Task material:
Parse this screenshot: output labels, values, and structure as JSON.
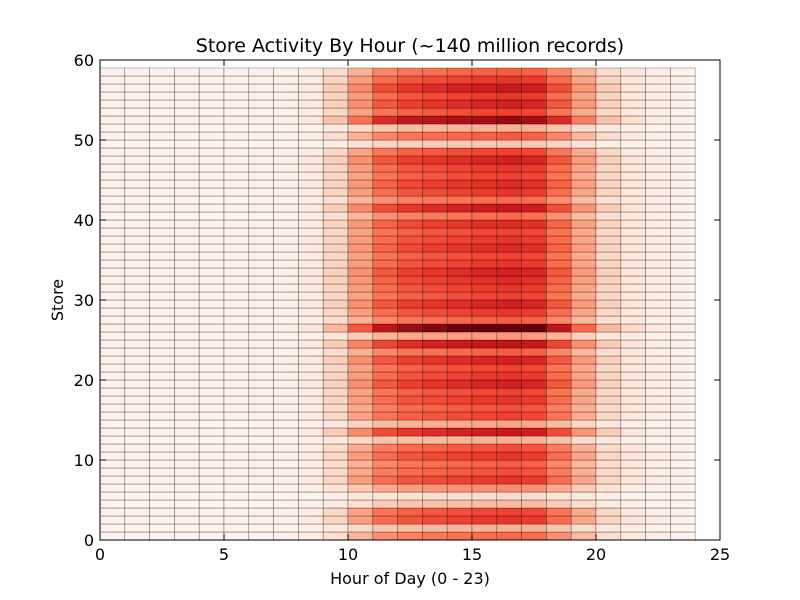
{
  "chart_data": {
    "type": "heatmap",
    "title": "Store Activity By Hour (~140 million records)",
    "xlabel": "Hour of Day (0 - 23)",
    "ylabel": "Store",
    "xlim": [
      0,
      25
    ],
    "ylim": [
      0,
      60
    ],
    "x_ticks": [
      0,
      5,
      10,
      15,
      20,
      25
    ],
    "y_ticks": [
      0,
      10,
      20,
      30,
      40,
      50,
      60
    ],
    "hours": [
      0,
      1,
      2,
      3,
      4,
      5,
      6,
      7,
      8,
      9,
      10,
      11,
      12,
      13,
      14,
      15,
      16,
      17,
      18,
      19,
      20,
      21,
      22,
      23
    ],
    "store_count": 59,
    "hour_profile": [
      0.02,
      0.02,
      0.02,
      0.02,
      0.02,
      0.02,
      0.02,
      0.03,
      0.07,
      0.18,
      0.38,
      0.55,
      0.62,
      0.65,
      0.68,
      0.7,
      0.72,
      0.7,
      0.55,
      0.35,
      0.18,
      0.1,
      0.05,
      0.03
    ],
    "store_scale": [
      0.7,
      0.4,
      0.9,
      0.85,
      0.35,
      0.2,
      0.55,
      0.9,
      0.8,
      0.75,
      0.9,
      0.8,
      0.4,
      1.05,
      0.45,
      0.85,
      0.8,
      0.9,
      0.85,
      1.0,
      0.9,
      0.85,
      1.0,
      0.75,
      1.1,
      0.5,
      1.45,
      0.75,
      0.9,
      1.0,
      0.85,
      0.9,
      0.95,
      1.0,
      0.9,
      0.85,
      0.95,
      0.9,
      0.85,
      0.95,
      0.7,
      1.05,
      0.7,
      0.9,
      0.95,
      0.85,
      0.9,
      1.0,
      0.85,
      0.3,
      0.75,
      0.4,
      1.25,
      0.85,
      1.0,
      0.9,
      1.05,
      0.9,
      0.75
    ],
    "colormap": "Reds",
    "grid": false,
    "colors": {
      "low": "#fff5f0",
      "high": "#67000d",
      "cell_edge": "#000000",
      "axis": "#000000"
    }
  }
}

Exercise: Transcribe each entry above exactly, apart from the pictures.

Task response:
Parse this screenshot: output labels, values, and structure as JSON.
{
  "chart_data": {
    "type": "heatmap",
    "title": "Store Activity By Hour (~140 million records)",
    "xlabel": "Hour of Day (0 - 23)",
    "ylabel": "Store",
    "xlim": [
      0,
      25
    ],
    "ylim": [
      0,
      60
    ],
    "x_ticks": [
      0,
      5,
      10,
      15,
      20,
      25
    ],
    "y_ticks": [
      0,
      10,
      20,
      30,
      40,
      50,
      60
    ],
    "hours": [
      0,
      1,
      2,
      3,
      4,
      5,
      6,
      7,
      8,
      9,
      10,
      11,
      12,
      13,
      14,
      15,
      16,
      17,
      18,
      19,
      20,
      21,
      22,
      23
    ],
    "store_count": 59,
    "hour_profile": [
      0.02,
      0.02,
      0.02,
      0.02,
      0.02,
      0.02,
      0.02,
      0.03,
      0.07,
      0.18,
      0.38,
      0.55,
      0.62,
      0.65,
      0.68,
      0.7,
      0.72,
      0.7,
      0.55,
      0.35,
      0.18,
      0.1,
      0.05,
      0.03
    ],
    "store_scale": [
      0.7,
      0.4,
      0.9,
      0.85,
      0.35,
      0.2,
      0.55,
      0.9,
      0.8,
      0.75,
      0.9,
      0.8,
      0.4,
      1.05,
      0.45,
      0.85,
      0.8,
      0.9,
      0.85,
      1.0,
      0.9,
      0.85,
      1.0,
      0.75,
      1.1,
      0.5,
      1.45,
      0.75,
      0.9,
      1.0,
      0.85,
      0.9,
      0.95,
      1.0,
      0.9,
      0.85,
      0.95,
      0.9,
      0.85,
      0.95,
      0.7,
      1.05,
      0.7,
      0.9,
      0.95,
      0.85,
      0.9,
      1.0,
      0.85,
      0.3,
      0.75,
      0.4,
      1.25,
      0.85,
      1.0,
      0.9,
      1.05,
      0.9,
      0.75
    ],
    "colormap": "Reds",
    "grid": false,
    "colors": {
      "low": "#fff5f0",
      "high": "#67000d",
      "cell_edge": "#000000",
      "axis": "#000000"
    }
  }
}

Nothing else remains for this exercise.